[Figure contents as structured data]

begin

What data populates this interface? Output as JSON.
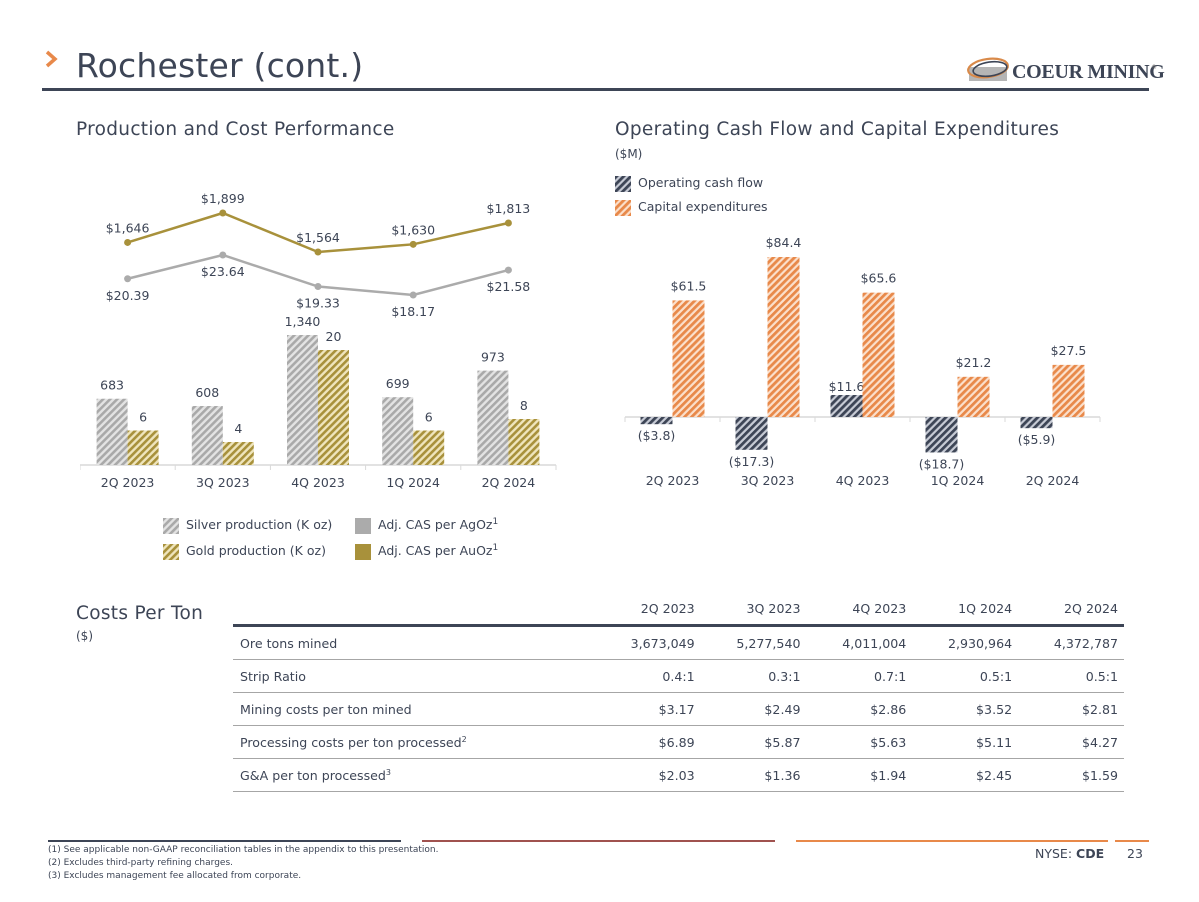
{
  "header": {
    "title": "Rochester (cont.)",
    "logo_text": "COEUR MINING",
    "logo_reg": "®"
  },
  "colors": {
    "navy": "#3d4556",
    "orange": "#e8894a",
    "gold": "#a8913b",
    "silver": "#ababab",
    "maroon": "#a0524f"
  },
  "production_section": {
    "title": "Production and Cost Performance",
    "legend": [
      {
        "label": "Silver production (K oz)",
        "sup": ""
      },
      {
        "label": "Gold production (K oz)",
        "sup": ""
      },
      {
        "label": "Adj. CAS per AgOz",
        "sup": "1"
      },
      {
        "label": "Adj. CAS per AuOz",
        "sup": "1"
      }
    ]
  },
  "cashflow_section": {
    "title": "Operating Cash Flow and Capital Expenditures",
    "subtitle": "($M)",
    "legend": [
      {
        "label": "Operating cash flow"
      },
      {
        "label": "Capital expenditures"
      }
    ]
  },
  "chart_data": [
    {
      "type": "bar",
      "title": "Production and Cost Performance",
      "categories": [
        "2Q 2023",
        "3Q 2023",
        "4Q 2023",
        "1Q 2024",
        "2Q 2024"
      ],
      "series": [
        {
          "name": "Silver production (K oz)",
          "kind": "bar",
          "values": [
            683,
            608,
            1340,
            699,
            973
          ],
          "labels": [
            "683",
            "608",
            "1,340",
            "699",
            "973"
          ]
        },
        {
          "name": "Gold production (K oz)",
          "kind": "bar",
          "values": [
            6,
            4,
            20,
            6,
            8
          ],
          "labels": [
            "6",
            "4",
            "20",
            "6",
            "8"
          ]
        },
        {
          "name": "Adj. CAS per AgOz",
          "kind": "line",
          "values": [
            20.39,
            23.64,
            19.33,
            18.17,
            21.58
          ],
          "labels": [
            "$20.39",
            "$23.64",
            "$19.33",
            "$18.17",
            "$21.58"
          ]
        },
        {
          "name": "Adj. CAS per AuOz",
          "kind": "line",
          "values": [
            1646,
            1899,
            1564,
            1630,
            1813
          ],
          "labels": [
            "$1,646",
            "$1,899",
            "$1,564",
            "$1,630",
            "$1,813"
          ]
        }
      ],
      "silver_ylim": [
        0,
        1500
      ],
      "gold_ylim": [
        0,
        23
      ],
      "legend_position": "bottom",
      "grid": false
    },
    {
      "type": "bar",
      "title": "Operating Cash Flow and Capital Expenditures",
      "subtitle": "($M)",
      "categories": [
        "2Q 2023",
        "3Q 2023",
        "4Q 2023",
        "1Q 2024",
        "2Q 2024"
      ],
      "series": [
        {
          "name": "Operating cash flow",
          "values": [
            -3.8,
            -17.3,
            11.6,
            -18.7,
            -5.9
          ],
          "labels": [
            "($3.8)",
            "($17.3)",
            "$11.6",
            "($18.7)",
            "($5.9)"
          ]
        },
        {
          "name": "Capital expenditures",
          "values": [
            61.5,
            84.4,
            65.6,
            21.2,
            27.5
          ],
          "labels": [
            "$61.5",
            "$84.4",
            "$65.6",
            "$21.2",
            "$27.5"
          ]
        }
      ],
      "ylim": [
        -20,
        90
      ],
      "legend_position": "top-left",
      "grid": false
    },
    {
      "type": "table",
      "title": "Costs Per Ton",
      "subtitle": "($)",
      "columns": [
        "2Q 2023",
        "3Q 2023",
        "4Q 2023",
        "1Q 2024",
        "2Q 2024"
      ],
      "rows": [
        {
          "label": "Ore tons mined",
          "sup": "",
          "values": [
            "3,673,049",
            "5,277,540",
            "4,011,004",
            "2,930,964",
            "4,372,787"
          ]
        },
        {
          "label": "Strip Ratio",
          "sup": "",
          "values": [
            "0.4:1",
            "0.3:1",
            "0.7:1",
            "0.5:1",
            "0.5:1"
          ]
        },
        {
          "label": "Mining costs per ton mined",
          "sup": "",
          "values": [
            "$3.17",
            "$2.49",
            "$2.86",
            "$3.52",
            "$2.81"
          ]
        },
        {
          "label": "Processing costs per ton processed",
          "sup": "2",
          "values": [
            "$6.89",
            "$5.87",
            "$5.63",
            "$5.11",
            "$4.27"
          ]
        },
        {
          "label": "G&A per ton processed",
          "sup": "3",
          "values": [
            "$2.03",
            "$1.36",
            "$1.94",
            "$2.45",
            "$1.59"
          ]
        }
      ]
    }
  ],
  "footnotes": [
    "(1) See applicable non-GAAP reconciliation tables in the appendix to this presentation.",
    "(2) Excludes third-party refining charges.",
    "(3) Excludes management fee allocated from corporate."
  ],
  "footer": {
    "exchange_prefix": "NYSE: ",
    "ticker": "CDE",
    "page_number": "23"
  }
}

end
begin

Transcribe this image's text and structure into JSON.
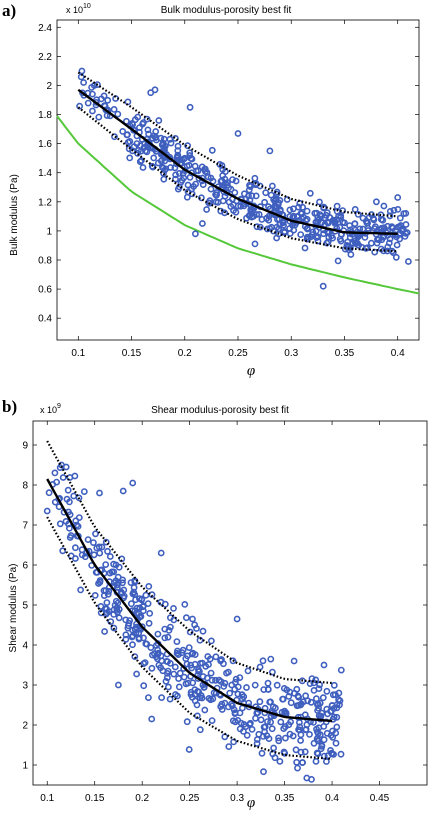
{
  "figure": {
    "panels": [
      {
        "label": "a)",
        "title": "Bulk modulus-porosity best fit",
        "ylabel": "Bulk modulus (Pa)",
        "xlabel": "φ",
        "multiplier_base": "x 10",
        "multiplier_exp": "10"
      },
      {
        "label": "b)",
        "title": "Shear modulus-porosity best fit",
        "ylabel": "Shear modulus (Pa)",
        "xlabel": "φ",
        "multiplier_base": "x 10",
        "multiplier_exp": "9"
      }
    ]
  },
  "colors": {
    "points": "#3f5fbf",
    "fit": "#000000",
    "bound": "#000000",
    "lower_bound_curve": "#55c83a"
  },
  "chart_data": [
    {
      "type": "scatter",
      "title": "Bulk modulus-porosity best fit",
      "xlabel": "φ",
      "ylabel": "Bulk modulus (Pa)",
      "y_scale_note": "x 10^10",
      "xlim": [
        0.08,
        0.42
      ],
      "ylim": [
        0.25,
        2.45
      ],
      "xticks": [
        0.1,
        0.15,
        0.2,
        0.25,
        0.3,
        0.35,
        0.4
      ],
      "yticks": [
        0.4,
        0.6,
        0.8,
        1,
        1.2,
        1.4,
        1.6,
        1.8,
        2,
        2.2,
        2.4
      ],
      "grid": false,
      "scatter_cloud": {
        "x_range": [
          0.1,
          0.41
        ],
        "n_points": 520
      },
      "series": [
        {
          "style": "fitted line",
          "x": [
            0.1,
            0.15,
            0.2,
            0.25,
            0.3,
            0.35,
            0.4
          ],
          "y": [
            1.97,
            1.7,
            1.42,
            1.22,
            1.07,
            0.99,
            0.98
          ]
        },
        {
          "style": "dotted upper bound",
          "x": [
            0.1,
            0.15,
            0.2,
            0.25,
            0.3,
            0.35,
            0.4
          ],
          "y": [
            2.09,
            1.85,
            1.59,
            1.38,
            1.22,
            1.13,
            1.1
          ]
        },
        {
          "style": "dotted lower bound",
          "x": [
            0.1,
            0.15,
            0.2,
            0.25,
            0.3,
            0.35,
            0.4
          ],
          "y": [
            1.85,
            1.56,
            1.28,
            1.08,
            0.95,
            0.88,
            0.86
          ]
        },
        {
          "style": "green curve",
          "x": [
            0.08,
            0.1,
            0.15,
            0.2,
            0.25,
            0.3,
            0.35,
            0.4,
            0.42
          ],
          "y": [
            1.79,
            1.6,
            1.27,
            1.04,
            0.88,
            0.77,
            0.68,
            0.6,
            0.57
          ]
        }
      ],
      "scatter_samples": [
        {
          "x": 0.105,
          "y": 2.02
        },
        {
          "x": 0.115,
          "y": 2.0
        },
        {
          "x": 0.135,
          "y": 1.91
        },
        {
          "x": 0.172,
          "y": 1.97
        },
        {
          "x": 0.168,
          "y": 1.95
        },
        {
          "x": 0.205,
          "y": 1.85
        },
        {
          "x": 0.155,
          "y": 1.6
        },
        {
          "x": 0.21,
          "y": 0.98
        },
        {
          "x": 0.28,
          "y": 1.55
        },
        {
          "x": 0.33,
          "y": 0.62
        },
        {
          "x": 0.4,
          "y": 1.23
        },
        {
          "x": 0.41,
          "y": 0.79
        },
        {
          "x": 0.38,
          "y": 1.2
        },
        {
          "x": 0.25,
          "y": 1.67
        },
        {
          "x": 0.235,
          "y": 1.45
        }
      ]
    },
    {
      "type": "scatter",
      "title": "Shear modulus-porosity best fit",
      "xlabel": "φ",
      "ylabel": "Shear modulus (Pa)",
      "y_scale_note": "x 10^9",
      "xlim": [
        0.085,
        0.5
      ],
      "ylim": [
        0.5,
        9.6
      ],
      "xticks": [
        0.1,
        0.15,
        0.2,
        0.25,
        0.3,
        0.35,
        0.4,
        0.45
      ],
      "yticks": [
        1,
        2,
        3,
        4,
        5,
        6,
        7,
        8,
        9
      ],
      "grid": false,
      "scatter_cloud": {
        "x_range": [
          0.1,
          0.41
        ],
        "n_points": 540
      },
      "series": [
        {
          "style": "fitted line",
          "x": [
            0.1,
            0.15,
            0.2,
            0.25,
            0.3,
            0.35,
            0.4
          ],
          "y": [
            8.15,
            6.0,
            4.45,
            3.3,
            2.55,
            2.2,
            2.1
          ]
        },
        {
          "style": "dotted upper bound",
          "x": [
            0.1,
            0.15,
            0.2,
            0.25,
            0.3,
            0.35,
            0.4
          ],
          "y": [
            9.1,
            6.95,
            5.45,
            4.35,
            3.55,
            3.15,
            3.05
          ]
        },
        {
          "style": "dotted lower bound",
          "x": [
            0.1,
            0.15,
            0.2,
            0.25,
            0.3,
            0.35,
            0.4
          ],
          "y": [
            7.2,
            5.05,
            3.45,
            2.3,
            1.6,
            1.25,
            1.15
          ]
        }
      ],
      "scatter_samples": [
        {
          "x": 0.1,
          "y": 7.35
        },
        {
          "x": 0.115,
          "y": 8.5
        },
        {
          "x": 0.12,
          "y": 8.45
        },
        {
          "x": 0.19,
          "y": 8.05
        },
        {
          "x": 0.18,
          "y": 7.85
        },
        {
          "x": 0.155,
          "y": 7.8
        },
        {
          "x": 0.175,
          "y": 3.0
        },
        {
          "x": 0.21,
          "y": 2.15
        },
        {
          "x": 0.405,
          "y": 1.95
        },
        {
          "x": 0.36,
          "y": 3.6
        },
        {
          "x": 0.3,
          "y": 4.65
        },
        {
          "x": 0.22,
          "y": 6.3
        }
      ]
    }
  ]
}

end

Task instructions = Gather up every line in the data above that contains the word "Capital", copying each one.

Answer in full =
    "title": "Operating Cash Flow and Capital Expenditures",
        "label": "Capital expenditures"
      "title": "Operating Cash Flow and Capital Expenditures",
          "name": "Capital expenditures",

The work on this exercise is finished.